*TASK TO CARRY OUT*.
Output each entry below as it stands, leaving out every picture.

*DATASET*.

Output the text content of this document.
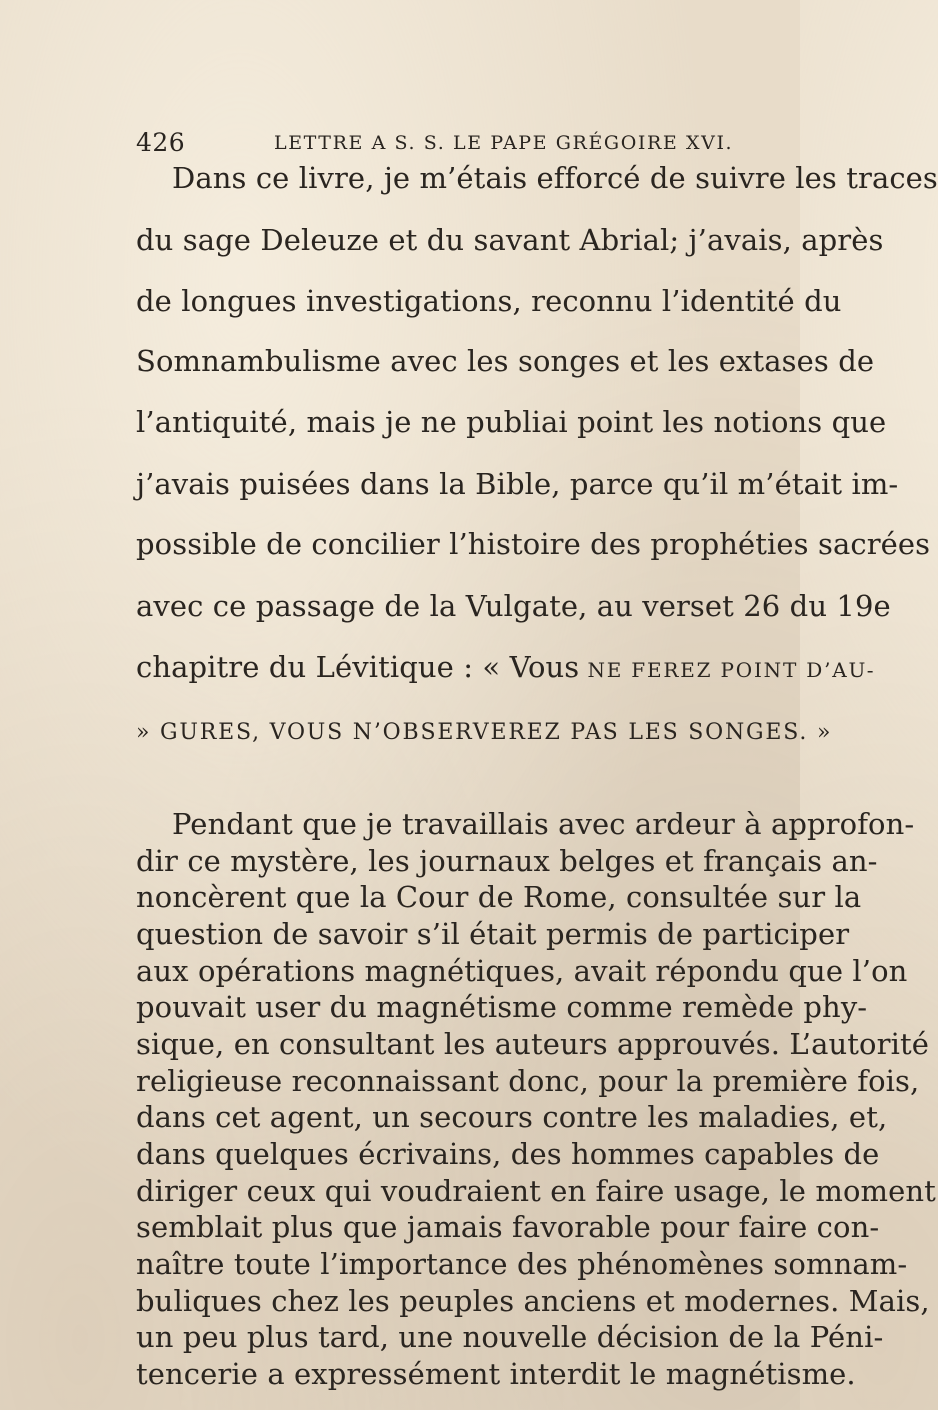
426	LETTRE A S. S. LE PAPE GRÉGOIRE XVI.
Dans ce livre, je m’étais efforcé de suivre les traces
du sage Deleuze et du savant Abrial; j’avais, après
de longues investigations, reconnu l’identité du
Somnambulisme avec les songes et les extases de
l’antiquité, mais je ne publiai point les notions que
j’avais puisées dans la Bible, parce qu’il m’était im-
possible de concilier l’histoire des prophéties sacrées
avec ce passage de la Vulgate, au verset 26 du 19e
chapitre du Lévitique : « Vous NE FEREZ POINT D’AU-
» GURES, VOUS N’OBSERVEREZ PAS LES SONGES. »
Pendant que je travaillais avec ardeur à approfon-
dir ce mystère, les journaux belges et français an-
noncèrent que la Cour de Rome, consultée sur la
question de savoir s’il était permis de participer
aux opérations magnétiques, avait répondu que l’on
pouvait user du magnétisme comme remède phy-
sique, en consultant les auteurs approuvés. L’autorité
religieuse reconnaissant donc, pour la première fois,
dans cet agent, un secours contre les maladies, et,
dans quelques écrivains, des hommes capables de
diriger ceux qui voudraient en faire usage, le moment
semblait plus que jamais favorable pour faire con-
naître toute l’importance des phénomènes somnam-
buliques chez les peuples anciens et modernes. Mais,
un peu plus tard, une nouvelle décision de la Péni-
tencerie a expressément interdit le magnétisme.
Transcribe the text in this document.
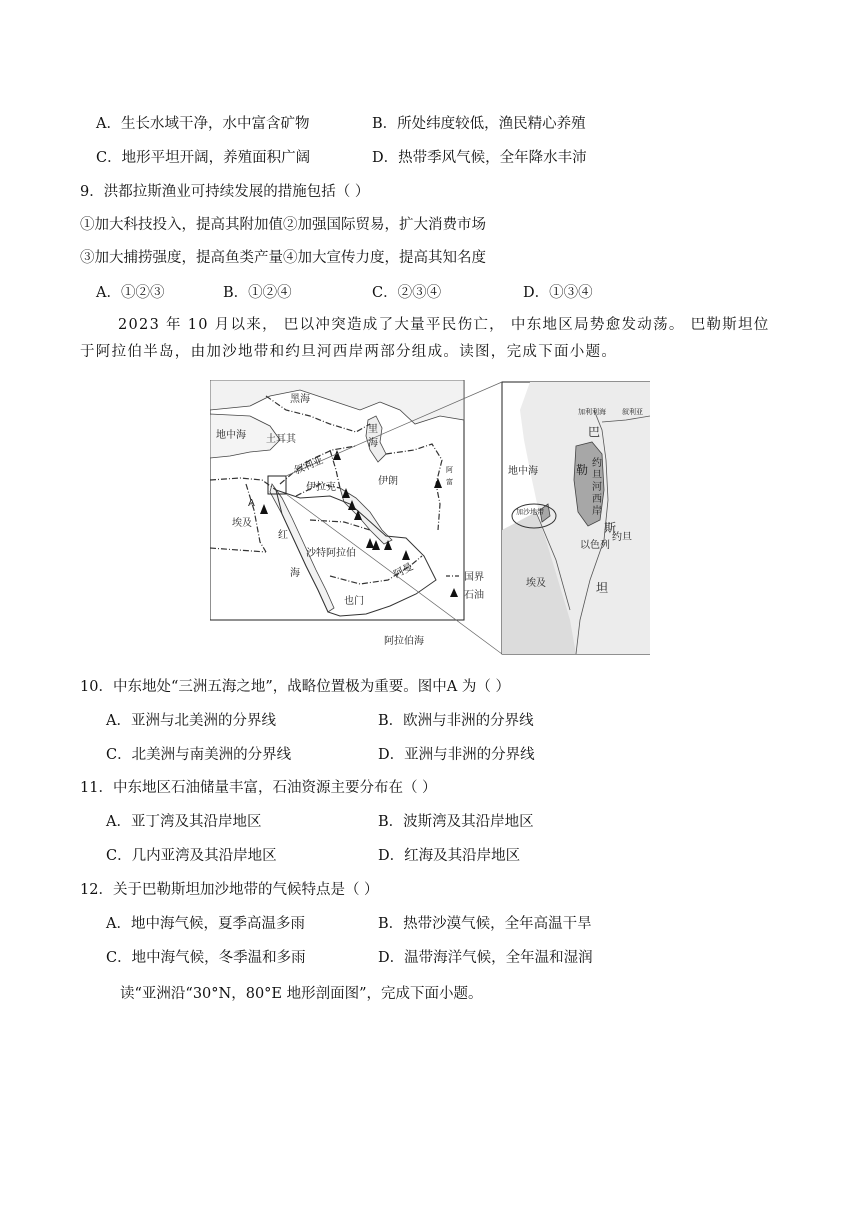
A．生长水域干净，水中富含矿物	B．所处纬度较低，渔民精心养殖
C．地形平坦开阔，养殖面积广阔	D．热带季风气候，全年降水丰沛
9．洪都拉斯渔业可持续发展的措施包括（ ）
①加大科技投入，提高其附加值②加强国际贸易，扩大消费市场
③加大捕捞强度，提高鱼类产量④加大宣传力度，提高其知名度
A．①②③	B．①②④	C．②③④	D．①③④
2023 年 10 月以来， 巴以冲突造成了大量平民伤亡， 中东地区局势愈发动荡。 巴勒斯坦位于阿拉伯半岛，由加沙地带和约旦河西岸两部分组成。读图，完成下面小题。
黑海
里
海
土耳其
地中海
叙利亚
伊拉克
伊朗
阿
富
A
埃及
红
海
沙特阿拉伯
阿曼
也门
阿拉伯海
国界
石油
加利利海 叙利亚
地中海
巴
勒
斯
坦
约
旦
河
西
岸
加沙地带
以色列
约旦
埃及
10．中东地处“三洲五海之地”，战略位置极为重要。图中A 为（ ）
A．亚洲与北美洲的分界线	B．欧洲与非洲的分界线
C．北美洲与南美洲的分界线	D．亚洲与非洲的分界线
11．中东地区石油储量丰富，石油资源主要分布在（ ）
A．亚丁湾及其沿岸地区	B．波斯湾及其沿岸地区
C．几内亚湾及其沿岸地区	D．红海及其沿岸地区
12．关于巴勒斯坦加沙地带的气候特点是（ ）
A．地中海气候，夏季高温多雨	B．热带沙漠气候，全年高温干旱
C．地中海气候，冬季温和多雨	D．温带海洋气候，全年温和湿润
读“亚洲沿“30°N，80°E 地形剖面图”，完成下面小题。
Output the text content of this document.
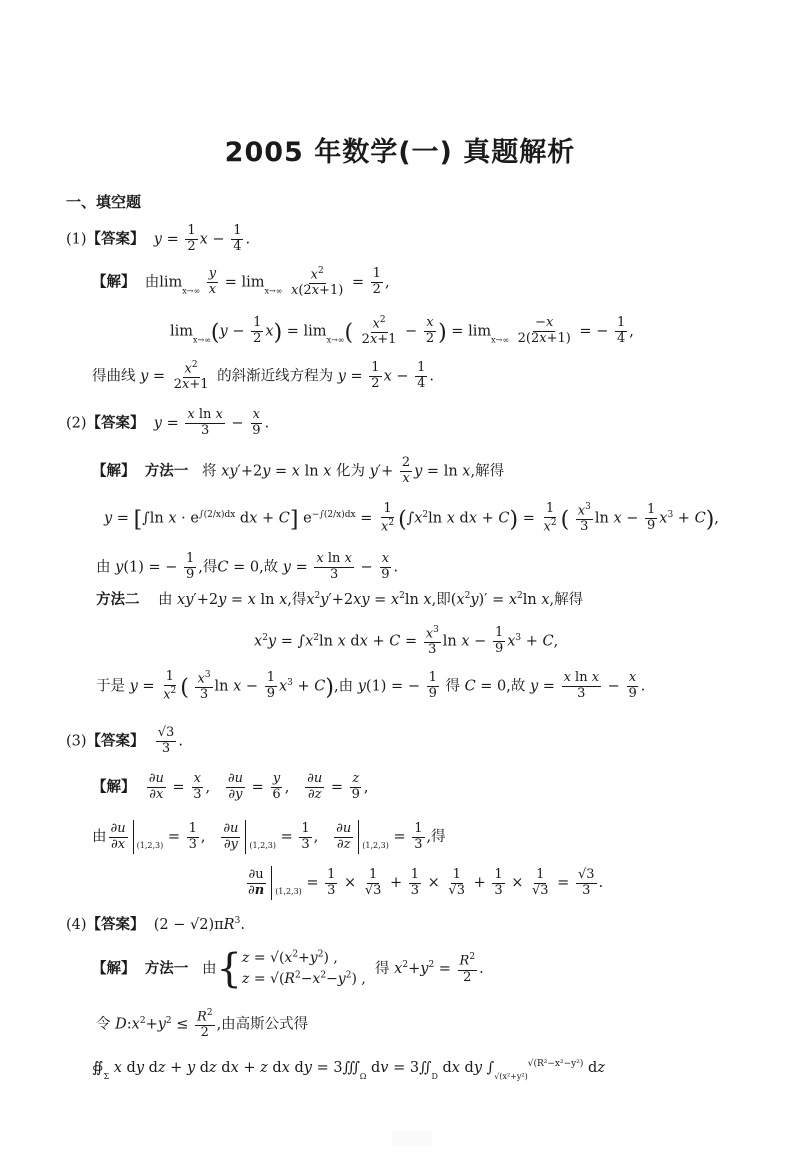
2005 年数学(一) 真题解析
一、填空题
(1)【答案】 $y = \frac{1}{2}$ $x - \frac{1}{4}$ .
【解】 由$\lim_{x\to\infty} \frac{y}{x} = \lim_{x\to\infty} \frac{x^2}{x(2x+1)} = \frac{1}{2}$ ,
$\lim_{x\to\infty}(y - \frac{1}{2} x) = \lim_{x\to\infty}( \frac{x^2}{2x+1} - \frac{x}{2}$ ) = $\lim_{x\to\infty} \frac{-x}{2(2x+1)}$ = − $\frac{1}{4}$ ,
得曲线 $y = \frac{x^2}{2x+1}$ 的斜渐近线方程为 $y = \frac{1}{2}$ $x - \frac{1}{4}$ .
(2)【答案】 $y = \frac{\text{x ln x}}{3} - \frac{x}{9}$ .
【解】 方法一 将 xy′+2y = x ln x 化为 $y'+ \frac{2}{x}$ y = ln x,解得
y = [∫ln $x \cdot e^{\int(2/x)dx}$ dx + C] $e^{-\int(2/x)dx} = \frac{1}{x^2} (\int x^2\ln$ x dx + $C) = \frac{1}{x^2}$ ( $\frac{x^3}{3}$ $\ln x - \frac{1}{9} x^3 + C$),
由 y(1) = − $\frac{1}{9}$ ,得C = 0,故 $y = \frac{\text{x ln x}}{3} - \frac{x}{9}$ .
方法二 由 xy′+2y = x ln x,得$x^2y'+2xy = x^2\ln$ x,即$(x^2y)' = x^2\ln$ x,解得
$x^2y = \int x^2\ln$ x dx + $C = \frac{x^3}{3}$ $\ln x - \frac{1}{9} x^3 + C$,
于是 $y = \frac{1}{x^2}$ ( $\frac{x^3}{3}$ $\ln x - \frac{1}{9} x^3 + C$),由 y(1) = − $\frac{1}{9}$ 得 C = 0,故 $y = \frac{\text{x ln x}}{3} - \frac{x}{9}$ .
(3)【答案】 $\frac{√3}{3}$ .
【解】 $\frac{\partial u}{\partial x} = \frac{x}{3}$ , $\frac{\partial u}{\partial y} = \frac{y}{6}$ , $\frac{\partial u}{\partial z} = \frac{z}{9}$ ,
由 $\frac{\partial u}{\partial x} _{(1,2,3)} = \frac{1}{3}$ , $\frac{\partial u}{\partial y} _{(1,2,3)} = \frac{1}{3}$ , $\frac{\partial u}{\partial z} _{(1,2,3)} = \frac{1}{3}$ ,得
$\frac{\partial u}{\partial n} _{(1,2,3)} = \frac{1}{3} \times \frac{1}{√3} + \frac{1}{3} \times \frac{1}{√3} + \frac{1}{3} \times \frac{1}{√3} = \frac{√3}{3}$ .
(4)【答案】  $(2 - √2)\pi R^3$.
【解】 方法一 由{ $z = √(x^2+y^2)$ ,
$z = √(R^2-x^2-y^2)$ ,
得 $x^2+y^2 = \frac{R^2}{2}$ .
令 $D:x^2+y^2 \le \frac{R^2}{2}$ ,由高斯公式得
$∯_\Sigma$ x dy dz + y dz dx + z dx dy = $3∭_\Omega$ dv = $3∬_D$ dx dy $\int_{√(x^2+y^2)}^{√(R^2-x^2-y^2)}$ dz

*ANSWER TO THE EXERCISE*.
Output the text content of this document.
426	LETTRE A S. S. LE PAPE GRÉGOIRE XVI.
Dans ce livre, je m’étais efforcé de suivre les traces
du sage Deleuze et du savant Abrial; j’avais, après
de longues investigations, reconnu l’identité du
Somnambulisme avec les songes et les extases de
l’antiquité, mais je ne publiai point les notions que
j’avais puisées dans la Bible, parce qu’il m’était im-
possible de concilier l’histoire des prophéties sacrées
avec ce passage de la Vulgate, au verset 26 du 19e
chapitre du Lévitique : « Vous NE FEREZ POINT D’AU-
» GURES, VOUS N’OBSERVEREZ PAS LES SONGES. »
Pendant que je travaillais avec ardeur à approfon-
dir ce mystère, les journaux belges et français an-
noncèrent que la Cour de Rome, consultée sur la
question de savoir s’il était permis de participer
aux opérations magnétiques, avait répondu que l’on
pouvait user du magnétisme comme remède phy-
sique, en consultant les auteurs approuvés. L’autorité
religieuse reconnaissant donc, pour la première fois,
dans cet agent, un secours contre les maladies, et,
dans quelques écrivains, des hommes capables de
diriger ceux qui voudraient en faire usage, le moment
semblait plus que jamais favorable pour faire con-
naître toute l’importance des phénomènes somnam-
buliques chez les peuples anciens et modernes. Mais,
un peu plus tard, une nouvelle décision de la Péni-
tencerie a expressément interdit le magnétisme.
Transcribe the text in this document.
A．生长水域干净，水中富含矿物	B．所处纬度较低，渔民精心养殖
C．地形平坦开阔，养殖面积广阔	D．热带季风气候，全年降水丰沛
9．洪都拉斯渔业可持续发展的措施包括（ ）
①加大科技投入，提高其附加值②加强国际贸易，扩大消费市场
③加大捕捞强度，提高鱼类产量④加大宣传力度，提高其知名度
A．①②③	B．①②④	C．②③④	D．①③④
2023 年 10 月以来， 巴以冲突造成了大量平民伤亡， 中东地区局势愈发动荡。 巴勒斯坦位于阿拉伯半岛，由加沙地带和约旦河西岸两部分组成。读图，完成下面小题。
黑海
里
海
土耳其
地中海
叙利亚
伊拉克
伊朗
阿
富
A
埃及
红
海
沙特阿拉伯
阿曼
也门
阿拉伯海
国界
石油
加利利海 叙利亚
地中海
巴
勒
斯
坦
约
旦
河
西
岸
加沙地带
以色列
约旦
埃及
10．中东地处“三洲五海之地”，战略位置极为重要。图中A 为（ ）
A．亚洲与北美洲的分界线	B．欧洲与非洲的分界线
C．北美洲与南美洲的分界线	D．亚洲与非洲的分界线
11．中东地区石油储量丰富，石油资源主要分布在（ ）
A．亚丁湾及其沿岸地区	B．波斯湾及其沿岸地区
C．几内亚湾及其沿岸地区	D．红海及其沿岸地区
12．关于巴勒斯坦加沙地带的气候特点是（ ）
A．地中海气候，夏季高温多雨	B．热带沙漠气候，全年高温干旱
C．地中海气候，冬季温和多雨	D．温带海洋气候，全年温和湿润
读“亚洲沿“30°N，80°E 地形剖面图”，完成下面小题。
Output the text content of this document.
2005 年数学(一) 真题解析
一、填空题
(1)【答案】 $y = \frac{1}{2}$ $x - \frac{1}{4}$ .
【解】 由$\lim_{x\to\infty} \frac{y}{x} = \lim_{x\to\infty} \frac{x^2}{x(2x+1)} = \frac{1}{2}$ ,
$\lim_{x\to\infty}(y - \frac{1}{2} x) = \lim_{x\to\infty}( \frac{x^2}{2x+1} - \frac{x}{2}$ ) = $\lim_{x\to\infty} \frac{-x}{2(2x+1)}$ = − $\frac{1}{4}$ ,
得曲线 $y = \frac{x^2}{2x+1}$ 的斜渐近线方程为 $y = \frac{1}{2}$ $x - \frac{1}{4}$ .
(2)【答案】 $y = \frac{\text{x ln x}}{3} - \frac{x}{9}$ .
【解】 方法一 将 xy′+2y = x ln x 化为 $y'+ \frac{2}{x}$ y = ln x,解得
y = [∫ln $x \cdot e^{\int(2/x)dx}$ dx + C] $e^{-\int(2/x)dx} = \frac{1}{x^2} (\int x^2\ln$ x dx + $C) = \frac{1}{x^2}$ ( $\frac{x^3}{3}$ $\ln x - \frac{1}{9} x^3 + C$),
由 y(1) = − $\frac{1}{9}$ ,得C = 0,故 $y = \frac{\text{x ln x}}{3} - \frac{x}{9}$ .
方法二 由 xy′+2y = x ln x,得$x^2y'+2xy = x^2\ln$ x,即$(x^2y)' = x^2\ln$ x,解得
$x^2y = \int x^2\ln$ x dx + $C = \frac{x^3}{3}$ $\ln x - \frac{1}{9} x^3 + C$,
于是 $y = \frac{1}{x^2}$ ( $\frac{x^3}{3}$ $\ln x - \frac{1}{9} x^3 + C$),由 y(1) = − $\frac{1}{9}$ 得 C = 0,故 $y = \frac{\text{x ln x}}{3} - \frac{x}{9}$ .
(3)【答案】 $\frac{√3}{3}$ .
【解】 $\frac{\partial u}{\partial x} = \frac{x}{3}$ , $\frac{\partial u}{\partial y} = \frac{y}{6}$ , $\frac{\partial u}{\partial z} = \frac{z}{9}$ ,
由 $\frac{\partial u}{\partial x} _{(1,2,3)} = \frac{1}{3}$ , $\frac{\partial u}{\partial y} _{(1,2,3)} = \frac{1}{3}$ , $\frac{\partial u}{\partial z} _{(1,2,3)} = \frac{1}{3}$ ,得
$\frac{\partial u}{\partial n} _{(1,2,3)} = \frac{1}{3} \times \frac{1}{√3} + \frac{1}{3} \times \frac{1}{√3} + \frac{1}{3} \times \frac{1}{√3} = \frac{√3}{3}$ .
(4)【答案】  $(2 - √2)\pi R^3$.
【解】 方法一 由{ $z = √(x^2+y^2)$ ,
$z = √(R^2-x^2-y^2)$ ,
得 $x^2+y^2 = \frac{R^2}{2}$ .
令 $D:x^2+y^2 \le \frac{R^2}{2}$ ,由高斯公式得
$∯_\Sigma$ x dy dz + y dz dx + z dx dy = $3∭_\Omega$ dv = $3∬_D$ dx dy $\int_{√(x^2+y^2)}^{√(R^2-x^2-y^2)}$ dz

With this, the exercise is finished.